Information shown:
------------
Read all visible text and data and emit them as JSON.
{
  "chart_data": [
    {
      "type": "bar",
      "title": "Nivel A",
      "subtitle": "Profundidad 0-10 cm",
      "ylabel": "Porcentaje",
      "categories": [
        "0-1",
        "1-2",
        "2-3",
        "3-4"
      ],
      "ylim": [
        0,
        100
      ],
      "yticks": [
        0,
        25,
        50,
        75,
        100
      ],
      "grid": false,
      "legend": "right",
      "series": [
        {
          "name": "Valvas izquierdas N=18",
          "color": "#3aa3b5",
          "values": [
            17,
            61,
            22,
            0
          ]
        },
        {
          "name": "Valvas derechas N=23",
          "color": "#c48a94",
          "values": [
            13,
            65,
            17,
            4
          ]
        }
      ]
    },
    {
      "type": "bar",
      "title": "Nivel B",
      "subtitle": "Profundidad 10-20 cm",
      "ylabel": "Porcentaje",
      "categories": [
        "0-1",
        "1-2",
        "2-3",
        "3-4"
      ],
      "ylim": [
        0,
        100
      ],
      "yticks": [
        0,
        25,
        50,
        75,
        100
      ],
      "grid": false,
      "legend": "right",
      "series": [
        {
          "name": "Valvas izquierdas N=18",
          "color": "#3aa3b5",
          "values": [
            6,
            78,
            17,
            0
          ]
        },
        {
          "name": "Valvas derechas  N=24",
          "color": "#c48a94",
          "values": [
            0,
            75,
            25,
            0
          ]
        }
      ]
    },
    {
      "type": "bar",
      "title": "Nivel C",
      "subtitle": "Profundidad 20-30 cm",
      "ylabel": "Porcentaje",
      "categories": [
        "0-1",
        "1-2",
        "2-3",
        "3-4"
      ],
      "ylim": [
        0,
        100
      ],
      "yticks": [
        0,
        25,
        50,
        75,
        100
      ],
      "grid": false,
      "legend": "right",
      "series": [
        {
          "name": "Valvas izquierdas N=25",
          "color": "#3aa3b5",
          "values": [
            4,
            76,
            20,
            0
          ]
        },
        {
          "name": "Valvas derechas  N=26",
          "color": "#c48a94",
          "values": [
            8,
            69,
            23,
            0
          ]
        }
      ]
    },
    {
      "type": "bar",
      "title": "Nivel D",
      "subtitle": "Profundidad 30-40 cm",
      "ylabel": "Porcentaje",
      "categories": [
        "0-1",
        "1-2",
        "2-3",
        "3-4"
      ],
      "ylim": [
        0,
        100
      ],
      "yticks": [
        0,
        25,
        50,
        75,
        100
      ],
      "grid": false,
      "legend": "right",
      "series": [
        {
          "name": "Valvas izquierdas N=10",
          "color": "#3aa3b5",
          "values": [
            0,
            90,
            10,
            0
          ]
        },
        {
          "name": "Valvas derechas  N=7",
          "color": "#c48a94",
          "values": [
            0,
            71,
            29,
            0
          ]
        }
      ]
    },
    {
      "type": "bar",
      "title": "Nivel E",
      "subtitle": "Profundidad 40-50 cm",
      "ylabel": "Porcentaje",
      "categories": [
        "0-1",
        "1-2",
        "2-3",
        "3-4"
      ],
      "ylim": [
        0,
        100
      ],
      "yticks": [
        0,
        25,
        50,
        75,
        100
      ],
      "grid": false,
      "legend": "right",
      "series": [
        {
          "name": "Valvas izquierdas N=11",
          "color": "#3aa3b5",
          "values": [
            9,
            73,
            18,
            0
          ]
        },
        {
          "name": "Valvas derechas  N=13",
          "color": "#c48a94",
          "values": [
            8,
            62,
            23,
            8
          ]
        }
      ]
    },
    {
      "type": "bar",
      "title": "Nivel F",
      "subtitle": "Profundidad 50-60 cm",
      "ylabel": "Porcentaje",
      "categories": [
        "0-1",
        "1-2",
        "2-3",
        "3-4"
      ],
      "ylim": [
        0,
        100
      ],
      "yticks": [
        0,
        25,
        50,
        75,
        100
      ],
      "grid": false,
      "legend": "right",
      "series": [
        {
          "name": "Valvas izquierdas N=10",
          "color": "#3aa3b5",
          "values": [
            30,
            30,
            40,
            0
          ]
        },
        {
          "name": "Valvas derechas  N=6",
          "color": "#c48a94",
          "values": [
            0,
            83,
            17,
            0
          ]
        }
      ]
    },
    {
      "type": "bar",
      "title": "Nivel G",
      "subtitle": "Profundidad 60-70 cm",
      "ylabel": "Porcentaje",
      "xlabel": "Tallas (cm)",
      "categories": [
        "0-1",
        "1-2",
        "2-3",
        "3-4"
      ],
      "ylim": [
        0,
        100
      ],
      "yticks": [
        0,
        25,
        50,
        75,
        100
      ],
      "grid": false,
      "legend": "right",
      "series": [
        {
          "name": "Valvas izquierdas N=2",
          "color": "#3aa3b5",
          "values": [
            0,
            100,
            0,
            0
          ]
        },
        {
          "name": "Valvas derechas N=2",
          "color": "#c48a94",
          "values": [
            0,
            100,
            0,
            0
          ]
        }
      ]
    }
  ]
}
------------
Each line of the listing should be copied exactly.

Written response:
Read all visible text and data and emit them as JSON.
{
  "chart_data": [
    {
      "type": "bar",
      "title": "Nivel A",
      "subtitle": "Profundidad 0-10 cm",
      "ylabel": "Porcentaje",
      "categories": [
        "0-1",
        "1-2",
        "2-3",
        "3-4"
      ],
      "ylim": [
        0,
        100
      ],
      "yticks": [
        0,
        25,
        50,
        75,
        100
      ],
      "grid": false,
      "legend": "right",
      "series": [
        {
          "name": "Valvas izquierdas N=18",
          "color": "#3aa3b5",
          "values": [
            17,
            61,
            22,
            0
          ]
        },
        {
          "name": "Valvas derechas N=23",
          "color": "#c48a94",
          "values": [
            13,
            65,
            17,
            4
          ]
        }
      ]
    },
    {
      "type": "bar",
      "title": "Nivel B",
      "subtitle": "Profundidad 10-20 cm",
      "ylabel": "Porcentaje",
      "categories": [
        "0-1",
        "1-2",
        "2-3",
        "3-4"
      ],
      "ylim": [
        0,
        100
      ],
      "yticks": [
        0,
        25,
        50,
        75,
        100
      ],
      "grid": false,
      "legend": "right",
      "series": [
        {
          "name": "Valvas izquierdas N=18",
          "color": "#3aa3b5",
          "values": [
            6,
            78,
            17,
            0
          ]
        },
        {
          "name": "Valvas derechas  N=24",
          "color": "#c48a94",
          "values": [
            0,
            75,
            25,
            0
          ]
        }
      ]
    },
    {
      "type": "bar",
      "title": "Nivel C",
      "subtitle": "Profundidad 20-30 cm",
      "ylabel": "Porcentaje",
      "categories": [
        "0-1",
        "1-2",
        "2-3",
        "3-4"
      ],
      "ylim": [
        0,
        100
      ],
      "yticks": [
        0,
        25,
        50,
        75,
        100
      ],
      "grid": false,
      "legend": "right",
      "series": [
        {
          "name": "Valvas izquierdas N=25",
          "color": "#3aa3b5",
          "values": [
            4,
            76,
            20,
            0
          ]
        },
        {
          "name": "Valvas derechas  N=26",
          "color": "#c48a94",
          "values": [
            8,
            69,
            23,
            0
          ]
        }
      ]
    },
    {
      "type": "bar",
      "title": "Nivel D",
      "subtitle": "Profundidad 30-40 cm",
      "ylabel": "Porcentaje",
      "categories": [
        "0-1",
        "1-2",
        "2-3",
        "3-4"
      ],
      "ylim": [
        0,
        100
      ],
      "yticks": [
        0,
        25,
        50,
        75,
        100
      ],
      "grid": false,
      "legend": "right",
      "series": [
        {
          "name": "Valvas izquierdas N=10",
          "color": "#3aa3b5",
          "values": [
            0,
            90,
            10,
            0
          ]
        },
        {
          "name": "Valvas derechas  N=7",
          "color": "#c48a94",
          "values": [
            0,
            71,
            29,
            0
          ]
        }
      ]
    },
    {
      "type": "bar",
      "title": "Nivel E",
      "subtitle": "Profundidad 40-50 cm",
      "ylabel": "Porcentaje",
      "categories": [
        "0-1",
        "1-2",
        "2-3",
        "3-4"
      ],
      "ylim": [
        0,
        100
      ],
      "yticks": [
        0,
        25,
        50,
        75,
        100
      ],
      "grid": false,
      "legend": "right",
      "series": [
        {
          "name": "Valvas izquierdas N=11",
          "color": "#3aa3b5",
          "values": [
            9,
            73,
            18,
            0
          ]
        },
        {
          "name": "Valvas derechas  N=13",
          "color": "#c48a94",
          "values": [
            8,
            62,
            23,
            8
          ]
        }
      ]
    },
    {
      "type": "bar",
      "title": "Nivel F",
      "subtitle": "Profundidad 50-60 cm",
      "ylabel": "Porcentaje",
      "categories": [
        "0-1",
        "1-2",
        "2-3",
        "3-4"
      ],
      "ylim": [
        0,
        100
      ],
      "yticks": [
        0,
        25,
        50,
        75,
        100
      ],
      "grid": false,
      "legend": "right",
      "series": [
        {
          "name": "Valvas izquierdas N=10",
          "color": "#3aa3b5",
          "values": [
            30,
            30,
            40,
            0
          ]
        },
        {
          "name": "Valvas derechas  N=6",
          "color": "#c48a94",
          "values": [
            0,
            83,
            17,
            0
          ]
        }
      ]
    },
    {
      "type": "bar",
      "title": "Nivel G",
      "subtitle": "Profundidad 60-70 cm",
      "ylabel": "Porcentaje",
      "xlabel": "Tallas (cm)",
      "categories": [
        "0-1",
        "1-2",
        "2-3",
        "3-4"
      ],
      "ylim": [
        0,
        100
      ],
      "yticks": [
        0,
        25,
        50,
        75,
        100
      ],
      "grid": false,
      "legend": "right",
      "series": [
        {
          "name": "Valvas izquierdas N=2",
          "color": "#3aa3b5",
          "values": [
            0,
            100,
            0,
            0
          ]
        },
        {
          "name": "Valvas derechas N=2",
          "color": "#c48a94",
          "values": [
            0,
            100,
            0,
            0
          ]
        }
      ]
    }
  ]
}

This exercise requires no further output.